══ INPUT ROWS
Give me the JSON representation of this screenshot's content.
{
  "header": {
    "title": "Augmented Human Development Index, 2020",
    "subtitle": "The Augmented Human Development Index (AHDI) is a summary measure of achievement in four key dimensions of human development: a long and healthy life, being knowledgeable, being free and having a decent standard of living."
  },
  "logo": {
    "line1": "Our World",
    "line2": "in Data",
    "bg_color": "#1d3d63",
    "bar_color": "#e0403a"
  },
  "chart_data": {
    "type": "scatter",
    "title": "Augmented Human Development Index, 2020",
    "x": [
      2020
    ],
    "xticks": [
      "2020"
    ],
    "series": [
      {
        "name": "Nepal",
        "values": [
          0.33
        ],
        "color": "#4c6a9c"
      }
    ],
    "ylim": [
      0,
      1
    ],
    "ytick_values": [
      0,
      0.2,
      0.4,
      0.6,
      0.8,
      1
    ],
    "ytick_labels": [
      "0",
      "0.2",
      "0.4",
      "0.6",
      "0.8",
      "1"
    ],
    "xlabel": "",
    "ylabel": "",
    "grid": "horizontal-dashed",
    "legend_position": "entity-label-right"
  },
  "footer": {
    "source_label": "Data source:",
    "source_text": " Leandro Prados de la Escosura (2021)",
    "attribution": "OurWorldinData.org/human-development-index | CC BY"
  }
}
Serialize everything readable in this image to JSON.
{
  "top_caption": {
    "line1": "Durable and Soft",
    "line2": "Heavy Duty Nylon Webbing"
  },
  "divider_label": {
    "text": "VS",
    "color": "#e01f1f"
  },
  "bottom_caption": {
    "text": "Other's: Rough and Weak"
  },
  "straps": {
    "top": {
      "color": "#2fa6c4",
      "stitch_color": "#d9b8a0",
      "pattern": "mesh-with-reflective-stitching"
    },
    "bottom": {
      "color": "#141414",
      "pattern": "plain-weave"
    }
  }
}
════
Search the material above for "JSON". Pull out each line where it shows up.

**FINISHED EXERCISE**.
Give me the JSON representation of this screenshot's content.
Serialize everything readable in this image to JSON.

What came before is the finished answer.